**Work to do:** Copy every line that mentions the word "permission".

----------------

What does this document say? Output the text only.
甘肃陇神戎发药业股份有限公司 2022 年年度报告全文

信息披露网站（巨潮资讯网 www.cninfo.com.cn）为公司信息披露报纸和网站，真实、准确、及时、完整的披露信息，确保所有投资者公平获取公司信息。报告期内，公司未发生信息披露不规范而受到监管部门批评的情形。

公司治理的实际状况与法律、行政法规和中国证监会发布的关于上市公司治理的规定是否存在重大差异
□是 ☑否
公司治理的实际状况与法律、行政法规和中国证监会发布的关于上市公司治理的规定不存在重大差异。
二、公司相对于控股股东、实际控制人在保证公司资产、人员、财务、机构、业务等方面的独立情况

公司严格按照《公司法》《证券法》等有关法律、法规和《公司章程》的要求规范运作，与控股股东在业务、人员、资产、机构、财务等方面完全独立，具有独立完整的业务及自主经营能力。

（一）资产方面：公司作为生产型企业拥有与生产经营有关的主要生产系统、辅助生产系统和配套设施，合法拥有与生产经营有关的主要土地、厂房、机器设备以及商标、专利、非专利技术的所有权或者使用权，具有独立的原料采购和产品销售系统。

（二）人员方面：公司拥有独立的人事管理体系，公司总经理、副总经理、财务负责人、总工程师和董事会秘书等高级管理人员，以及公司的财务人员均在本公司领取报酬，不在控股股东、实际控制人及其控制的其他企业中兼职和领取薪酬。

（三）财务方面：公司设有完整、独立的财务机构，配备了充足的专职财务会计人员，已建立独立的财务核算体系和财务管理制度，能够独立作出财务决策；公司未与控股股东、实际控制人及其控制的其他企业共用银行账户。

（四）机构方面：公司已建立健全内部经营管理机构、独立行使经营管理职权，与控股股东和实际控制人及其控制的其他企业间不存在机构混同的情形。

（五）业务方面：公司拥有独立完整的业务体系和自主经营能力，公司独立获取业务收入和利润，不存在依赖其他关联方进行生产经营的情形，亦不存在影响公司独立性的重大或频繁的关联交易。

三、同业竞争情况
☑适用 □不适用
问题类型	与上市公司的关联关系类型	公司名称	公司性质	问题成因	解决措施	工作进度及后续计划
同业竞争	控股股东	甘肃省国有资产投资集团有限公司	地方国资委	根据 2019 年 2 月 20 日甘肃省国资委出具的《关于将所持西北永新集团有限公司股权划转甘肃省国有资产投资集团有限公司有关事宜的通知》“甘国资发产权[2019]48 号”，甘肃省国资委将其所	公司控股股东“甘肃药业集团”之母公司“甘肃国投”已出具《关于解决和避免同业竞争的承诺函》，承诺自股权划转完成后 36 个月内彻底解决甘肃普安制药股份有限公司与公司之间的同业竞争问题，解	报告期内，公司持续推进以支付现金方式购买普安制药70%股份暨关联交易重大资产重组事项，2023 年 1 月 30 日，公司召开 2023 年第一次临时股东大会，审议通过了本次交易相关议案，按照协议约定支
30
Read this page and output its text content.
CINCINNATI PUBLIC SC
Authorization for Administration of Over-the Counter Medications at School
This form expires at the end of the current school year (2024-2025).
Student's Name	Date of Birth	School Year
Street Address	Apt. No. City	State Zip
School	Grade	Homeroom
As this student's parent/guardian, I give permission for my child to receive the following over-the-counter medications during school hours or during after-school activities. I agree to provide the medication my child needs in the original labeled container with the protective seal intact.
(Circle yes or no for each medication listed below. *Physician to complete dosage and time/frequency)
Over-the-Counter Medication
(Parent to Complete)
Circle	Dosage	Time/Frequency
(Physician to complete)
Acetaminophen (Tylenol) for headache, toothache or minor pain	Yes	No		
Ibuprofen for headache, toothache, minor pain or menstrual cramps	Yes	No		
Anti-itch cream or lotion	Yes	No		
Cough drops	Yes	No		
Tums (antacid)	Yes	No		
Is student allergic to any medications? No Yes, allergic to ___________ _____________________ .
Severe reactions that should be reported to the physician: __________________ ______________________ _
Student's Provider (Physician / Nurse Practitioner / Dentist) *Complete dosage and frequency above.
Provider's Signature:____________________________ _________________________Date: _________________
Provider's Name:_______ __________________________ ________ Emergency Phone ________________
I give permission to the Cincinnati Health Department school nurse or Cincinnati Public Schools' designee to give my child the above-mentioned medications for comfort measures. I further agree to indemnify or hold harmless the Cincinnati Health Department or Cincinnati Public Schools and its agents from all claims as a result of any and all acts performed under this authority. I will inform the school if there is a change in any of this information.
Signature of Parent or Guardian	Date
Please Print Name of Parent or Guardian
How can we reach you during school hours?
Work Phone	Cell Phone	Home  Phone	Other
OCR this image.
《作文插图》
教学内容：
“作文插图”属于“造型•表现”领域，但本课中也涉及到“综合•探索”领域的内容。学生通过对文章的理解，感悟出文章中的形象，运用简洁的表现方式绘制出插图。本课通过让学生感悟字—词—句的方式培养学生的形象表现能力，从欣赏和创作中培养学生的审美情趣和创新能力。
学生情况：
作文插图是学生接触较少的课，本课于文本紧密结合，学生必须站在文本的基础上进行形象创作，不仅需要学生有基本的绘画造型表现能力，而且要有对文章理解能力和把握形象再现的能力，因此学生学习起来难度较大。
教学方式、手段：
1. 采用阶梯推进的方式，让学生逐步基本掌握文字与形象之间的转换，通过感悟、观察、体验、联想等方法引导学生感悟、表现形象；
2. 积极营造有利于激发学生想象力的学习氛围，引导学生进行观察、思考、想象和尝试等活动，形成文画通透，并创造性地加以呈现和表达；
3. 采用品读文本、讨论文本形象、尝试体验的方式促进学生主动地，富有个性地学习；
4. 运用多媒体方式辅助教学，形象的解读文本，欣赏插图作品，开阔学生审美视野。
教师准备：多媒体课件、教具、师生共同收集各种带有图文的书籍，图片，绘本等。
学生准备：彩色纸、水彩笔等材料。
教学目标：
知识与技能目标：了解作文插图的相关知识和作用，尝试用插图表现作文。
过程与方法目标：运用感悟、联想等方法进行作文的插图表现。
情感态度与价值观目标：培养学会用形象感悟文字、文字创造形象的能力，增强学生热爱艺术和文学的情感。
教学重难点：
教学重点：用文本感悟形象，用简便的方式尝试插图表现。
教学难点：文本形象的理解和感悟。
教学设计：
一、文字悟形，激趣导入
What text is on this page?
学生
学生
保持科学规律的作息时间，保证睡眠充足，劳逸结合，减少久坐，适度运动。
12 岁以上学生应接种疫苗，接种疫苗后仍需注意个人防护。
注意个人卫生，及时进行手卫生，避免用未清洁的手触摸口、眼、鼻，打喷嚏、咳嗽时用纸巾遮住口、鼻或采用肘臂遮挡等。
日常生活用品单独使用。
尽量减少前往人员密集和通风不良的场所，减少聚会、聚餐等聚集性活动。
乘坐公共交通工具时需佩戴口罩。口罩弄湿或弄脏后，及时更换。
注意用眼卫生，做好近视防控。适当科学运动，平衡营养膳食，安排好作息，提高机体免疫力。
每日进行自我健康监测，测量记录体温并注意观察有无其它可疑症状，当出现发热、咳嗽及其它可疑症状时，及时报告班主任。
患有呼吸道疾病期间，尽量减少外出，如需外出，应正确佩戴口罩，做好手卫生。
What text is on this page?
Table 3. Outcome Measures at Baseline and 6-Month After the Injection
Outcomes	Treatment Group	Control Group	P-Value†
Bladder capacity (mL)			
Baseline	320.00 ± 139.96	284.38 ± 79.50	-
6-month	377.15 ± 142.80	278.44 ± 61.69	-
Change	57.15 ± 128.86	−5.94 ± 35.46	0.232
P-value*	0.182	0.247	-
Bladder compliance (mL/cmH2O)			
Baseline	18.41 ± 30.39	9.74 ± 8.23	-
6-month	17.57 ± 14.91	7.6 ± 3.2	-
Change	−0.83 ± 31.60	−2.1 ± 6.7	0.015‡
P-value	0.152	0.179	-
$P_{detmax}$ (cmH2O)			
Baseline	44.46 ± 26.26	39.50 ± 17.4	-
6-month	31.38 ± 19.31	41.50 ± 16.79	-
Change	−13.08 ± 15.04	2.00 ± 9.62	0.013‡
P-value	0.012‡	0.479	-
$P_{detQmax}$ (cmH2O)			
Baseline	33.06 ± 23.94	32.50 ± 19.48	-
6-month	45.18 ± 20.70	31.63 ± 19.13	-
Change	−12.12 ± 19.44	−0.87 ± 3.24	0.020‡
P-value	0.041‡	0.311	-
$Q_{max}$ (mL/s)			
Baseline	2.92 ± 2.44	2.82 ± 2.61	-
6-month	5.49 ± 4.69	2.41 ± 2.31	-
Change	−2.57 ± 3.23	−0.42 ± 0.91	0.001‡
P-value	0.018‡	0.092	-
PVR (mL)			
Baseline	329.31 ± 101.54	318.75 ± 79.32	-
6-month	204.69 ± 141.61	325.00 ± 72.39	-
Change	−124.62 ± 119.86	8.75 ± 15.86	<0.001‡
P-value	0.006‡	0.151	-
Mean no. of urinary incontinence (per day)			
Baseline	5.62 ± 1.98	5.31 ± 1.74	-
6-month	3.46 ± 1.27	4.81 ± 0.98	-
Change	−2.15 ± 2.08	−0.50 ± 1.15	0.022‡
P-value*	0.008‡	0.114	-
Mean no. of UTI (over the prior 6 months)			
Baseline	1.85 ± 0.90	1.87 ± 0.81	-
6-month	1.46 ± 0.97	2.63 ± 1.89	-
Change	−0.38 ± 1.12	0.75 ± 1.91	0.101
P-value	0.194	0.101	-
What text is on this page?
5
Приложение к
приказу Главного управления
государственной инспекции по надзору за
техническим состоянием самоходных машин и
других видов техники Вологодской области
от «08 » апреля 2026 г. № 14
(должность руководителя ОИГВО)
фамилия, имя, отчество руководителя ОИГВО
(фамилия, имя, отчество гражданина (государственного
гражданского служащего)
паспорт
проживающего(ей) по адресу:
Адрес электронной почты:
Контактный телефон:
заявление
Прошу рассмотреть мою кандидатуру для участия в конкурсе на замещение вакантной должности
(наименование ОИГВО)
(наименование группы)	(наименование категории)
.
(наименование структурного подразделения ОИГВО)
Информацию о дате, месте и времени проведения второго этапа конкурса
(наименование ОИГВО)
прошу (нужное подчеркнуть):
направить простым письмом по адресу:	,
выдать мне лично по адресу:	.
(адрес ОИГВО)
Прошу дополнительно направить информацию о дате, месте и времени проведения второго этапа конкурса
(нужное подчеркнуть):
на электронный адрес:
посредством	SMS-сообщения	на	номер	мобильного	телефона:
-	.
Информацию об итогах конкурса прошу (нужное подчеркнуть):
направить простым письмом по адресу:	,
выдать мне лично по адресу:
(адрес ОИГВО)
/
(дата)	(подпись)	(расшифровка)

----------------

**Expected answer:**
As this student's parent/guardian, I give permission for my child to receive the following over-the-counter medications during school hours or during after-school activities. I agree to provide the medication my child needs in the original labeled container with the protective seal intact.
I give permission to the Cincinnati Health Department school nurse or Cincinnati Public Schools' designee to give my child the above-mentioned medications for comfort measures. I further agree to indemnify or hold harmless the Cincinnati Health Department or Cincinnati Public Schools and its agents from all claims as a result of any and all acts performed under this authority. I will inform the school if there is a change in any of this information.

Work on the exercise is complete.